-- Start --

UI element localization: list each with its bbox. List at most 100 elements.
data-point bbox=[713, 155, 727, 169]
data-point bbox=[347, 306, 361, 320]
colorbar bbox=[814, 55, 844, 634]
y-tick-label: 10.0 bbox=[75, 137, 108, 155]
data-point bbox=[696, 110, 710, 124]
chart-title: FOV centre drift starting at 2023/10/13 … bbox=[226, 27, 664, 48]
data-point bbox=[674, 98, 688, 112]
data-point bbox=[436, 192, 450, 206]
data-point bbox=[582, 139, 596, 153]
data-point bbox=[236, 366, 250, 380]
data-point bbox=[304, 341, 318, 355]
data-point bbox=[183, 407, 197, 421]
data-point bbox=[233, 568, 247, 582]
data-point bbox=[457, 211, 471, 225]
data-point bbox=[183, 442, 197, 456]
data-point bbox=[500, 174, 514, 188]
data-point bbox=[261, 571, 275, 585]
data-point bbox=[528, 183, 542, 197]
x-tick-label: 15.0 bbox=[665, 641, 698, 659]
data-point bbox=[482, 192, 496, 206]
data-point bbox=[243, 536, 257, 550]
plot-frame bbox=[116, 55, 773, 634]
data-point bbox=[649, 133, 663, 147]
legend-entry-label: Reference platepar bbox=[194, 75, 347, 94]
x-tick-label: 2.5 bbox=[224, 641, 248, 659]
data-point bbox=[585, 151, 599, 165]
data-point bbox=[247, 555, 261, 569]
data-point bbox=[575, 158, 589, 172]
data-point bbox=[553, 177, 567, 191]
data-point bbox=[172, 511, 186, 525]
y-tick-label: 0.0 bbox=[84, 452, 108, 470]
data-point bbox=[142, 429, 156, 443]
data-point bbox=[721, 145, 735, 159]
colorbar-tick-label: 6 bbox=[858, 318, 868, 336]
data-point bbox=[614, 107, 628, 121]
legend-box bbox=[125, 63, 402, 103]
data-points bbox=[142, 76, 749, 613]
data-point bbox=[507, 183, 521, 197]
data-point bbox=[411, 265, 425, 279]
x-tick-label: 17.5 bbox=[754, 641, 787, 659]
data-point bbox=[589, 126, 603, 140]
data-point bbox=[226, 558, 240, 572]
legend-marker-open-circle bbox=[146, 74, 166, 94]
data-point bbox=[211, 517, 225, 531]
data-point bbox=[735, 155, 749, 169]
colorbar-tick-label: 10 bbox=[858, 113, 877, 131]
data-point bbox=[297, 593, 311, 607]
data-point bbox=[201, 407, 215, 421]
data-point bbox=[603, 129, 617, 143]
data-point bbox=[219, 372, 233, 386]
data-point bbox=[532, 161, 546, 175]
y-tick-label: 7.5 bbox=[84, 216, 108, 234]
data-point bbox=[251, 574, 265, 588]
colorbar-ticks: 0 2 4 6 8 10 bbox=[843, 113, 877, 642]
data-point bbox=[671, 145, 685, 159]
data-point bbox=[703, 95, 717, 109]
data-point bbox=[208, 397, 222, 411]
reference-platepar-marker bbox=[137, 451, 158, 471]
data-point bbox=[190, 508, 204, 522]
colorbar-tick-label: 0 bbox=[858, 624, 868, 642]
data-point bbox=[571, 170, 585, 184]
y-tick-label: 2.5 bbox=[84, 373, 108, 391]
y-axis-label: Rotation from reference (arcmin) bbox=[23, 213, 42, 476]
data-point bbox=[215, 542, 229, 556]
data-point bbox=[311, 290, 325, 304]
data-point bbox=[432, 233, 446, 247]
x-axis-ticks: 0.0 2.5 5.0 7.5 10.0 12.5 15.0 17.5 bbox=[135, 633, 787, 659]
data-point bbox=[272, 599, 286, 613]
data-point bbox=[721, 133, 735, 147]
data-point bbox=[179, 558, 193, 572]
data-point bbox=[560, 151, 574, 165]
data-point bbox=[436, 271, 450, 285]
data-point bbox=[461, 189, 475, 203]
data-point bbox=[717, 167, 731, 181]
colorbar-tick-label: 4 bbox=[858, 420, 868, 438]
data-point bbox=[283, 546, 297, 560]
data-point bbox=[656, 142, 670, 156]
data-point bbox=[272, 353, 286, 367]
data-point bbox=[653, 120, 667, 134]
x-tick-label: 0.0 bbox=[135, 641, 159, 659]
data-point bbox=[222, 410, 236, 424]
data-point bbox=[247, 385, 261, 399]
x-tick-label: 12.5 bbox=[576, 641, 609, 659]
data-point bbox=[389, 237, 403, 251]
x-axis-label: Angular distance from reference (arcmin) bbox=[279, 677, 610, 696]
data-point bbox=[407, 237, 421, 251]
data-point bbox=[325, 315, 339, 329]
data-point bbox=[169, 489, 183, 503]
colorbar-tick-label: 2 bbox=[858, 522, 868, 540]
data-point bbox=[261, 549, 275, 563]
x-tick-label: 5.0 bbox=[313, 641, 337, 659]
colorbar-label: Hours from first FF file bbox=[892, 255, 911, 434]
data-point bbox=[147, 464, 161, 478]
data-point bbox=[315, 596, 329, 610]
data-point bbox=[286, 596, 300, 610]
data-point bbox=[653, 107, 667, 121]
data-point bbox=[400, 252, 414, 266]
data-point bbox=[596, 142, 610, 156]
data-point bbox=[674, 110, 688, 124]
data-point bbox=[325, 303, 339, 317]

-- End --

● DIRECTION
Place every line of the entries above into a JSON array of strings, one string per line, omitting blank lines.

● WRITTEN RESPONSE
[
  "UI element localization: list each with its bbox. List at most 100 elements.",
  "data-point bbox=[713, 155, 727, 169]",
  "data-point bbox=[347, 306, 361, 320]",
  "colorbar bbox=[814, 55, 844, 634]",
  "y-tick-label: 10.0 bbox=[75, 137, 108, 155]",
  "data-point bbox=[696, 110, 710, 124]",
  "chart-title: FOV centre drift starting at 2023/10/13 … bbox=[226, 27, 664, 48]",
  "data-point bbox=[674, 98, 688, 112]",
  "data-point bbox=[436, 192, 450, 206]",
  "data-point bbox=[582, 139, 596, 153]",
  "data-point bbox=[236, 366, 250, 380]",
  "data-point bbox=[304, 341, 318, 355]",
  "data-point bbox=[183, 407, 197, 421]",
  "data-point bbox=[233, 568, 247, 582]",
  "data-point bbox=[457, 211, 471, 225]",
  "data-point bbox=[183, 442, 197, 456]",
  "data-point bbox=[500, 174, 514, 188]",
  "data-point bbox=[261, 571, 275, 585]",
  "data-point bbox=[528, 183, 542, 197]",
  "x-tick-label: 15.0 bbox=[665, 641, 698, 659]",
  "data-point bbox=[482, 192, 496, 206]",
  "data-point bbox=[243, 536, 257, 550]",
  "plot-frame bbox=[116, 55, 773, 634]",
  "data-point bbox=[649, 133, 663, 147]",
  "legend-entry-label: Reference platepar bbox=[194, 75, 347, 94]",
  "x-tick-label: 2.5 bbox=[224, 641, 248, 659]",
  "data-point bbox=[585, 151, 599, 165]",
  "data-point bbox=[247, 555, 261, 569]",
  "data-point bbox=[575, 158, 589, 172]",
  "data-point bbox=[553, 177, 567, 191]",
  "data-point bbox=[172, 511, 186, 525]",
  "y-tick-label: 0.0 bbox=[84, 452, 108, 470]",
  "data-point bbox=[142, 429, 156, 443]",
  "data-point bbox=[721, 145, 735, 159]",
  "colorbar-tick-label: 6 bbox=[858, 318, 868, 336]",
  "data-point bbox=[614, 107, 628, 121]",
  "legend-box bbox=[125, 63, 402, 103]",
  "data-points bbox=[142, 76, 749, 613]",
  "data-point bbox=[507, 183, 521, 197]",
  "data-point bbox=[411, 265, 425, 279]",
  "x-tick-label: 17.5 bbox=[754, 641, 787, 659]",
  "data-point bbox=[589, 126, 603, 140]",
  "data-point bbox=[226, 558, 240, 572]",
  "legend-marker-open-circle bbox=[146, 74, 166, 94]",
  "data-point bbox=[211, 517, 225, 531]",
  "data-point bbox=[735, 155, 749, 169]",
  "colorbar-tick-label: 10 bbox=[858, 113, 877, 131]",
  "data-point bbox=[297, 593, 311, 607]",
  "data-point bbox=[201, 407, 215, 421]",
  "data-point bbox=[603, 129, 617, 143]",
  "data-point bbox=[219, 372, 233, 386]",
  "data-point bbox=[532, 161, 546, 175]",
  "y-tick-label: 7.5 bbox=[84, 216, 108, 234]",
  "data-point bbox=[251, 574, 265, 588]",
  "colorbar-ticks: 0 2 4 6 8 10 bbox=[843, 113, 877, 642]",
  "data-point bbox=[671, 145, 685, 159]",
  "data-point bbox=[703, 95, 717, 109]",
  "data-point bbox=[208, 397, 222, 411]",
  "reference-platepar-marker bbox=[137, 451, 158, 471]",
  "data-point bbox=[190, 508, 204, 522]",
  "colorbar-tick-label: 0 bbox=[858, 624, 868, 642]",
  "data-point bbox=[571, 170, 585, 184]",
  "y-tick-label: 2.5 bbox=[84, 373, 108, 391]",
  "y-axis-label: Rotation from reference (arcmin) bbox=[23, 213, 42, 476]",
  "data-point bbox=[215, 542, 229, 556]",
  "data-point bbox=[311, 290, 325, 304]",
  "data-point bbox=[432, 233, 446, 247]",
  "x-axis-ticks: 0.0 2.5 5.0 7.5 10.0 12.5 15.0 17.5 bbox=[135, 633, 787, 659]",
  "data-point bbox=[272, 599, 286, 613]",
  "data-point bbox=[721, 133, 735, 147]",
  "data-point bbox=[179, 558, 193, 572]",
  "data-point bbox=[560, 151, 574, 165]",
  "data-point bbox=[436, 271, 450, 285]",
  "data-point bbox=[461, 189, 475, 203]",
  "data-point bbox=[717, 167, 731, 181]",
  "colorbar-tick-label: 4 bbox=[858, 420, 868, 438]",
  "data-point bbox=[283, 546, 297, 560]",
  "data-point bbox=[656, 142, 670, 156]",
  "data-point bbox=[272, 353, 286, 367]",
  "data-point bbox=[653, 120, 667, 134]",
  "x-tick-label: 0.0 bbox=[135, 641, 159, 659]",
  "data-point bbox=[222, 410, 236, 424]",
  "data-point bbox=[247, 385, 261, 399]",
  "x-tick-label: 12.5 bbox=[576, 641, 609, 659]",
  "data-point bbox=[389, 237, 403, 251]",
  "x-axis-label: Angular distance from reference (arcmin) bbox=[279, 677, 610, 696]",
  "data-point bbox=[407, 237, 421, 251]",
  "data-point bbox=[325, 315, 339, 329]",
  "data-point bbox=[169, 489, 183, 503]",
  "colorbar-tick-label: 2 bbox=[858, 522, 868, 540]",
  "data-point bbox=[261, 549, 275, 563]",
  "x-tick-label: 5.0 bbox=[313, 641, 337, 659]",
  "colorbar-label: Hours from first FF file bbox=[892, 255, 911, 434]",
  "data-point bbox=[147, 464, 161, 478]",
  "data-point bbox=[315, 596, 329, 610]",
  "data-point bbox=[286, 596, 300, 610]",
  "data-point bbox=[653, 107, 667, 121]",
  "data-point bbox=[400, 252, 414, 266]",
  "data-point bbox=[596, 142, 610, 156]",
  "data-point bbox=[674, 110, 688, 124]",
  "data-point bbox=[325, 303, 339, 317]"
]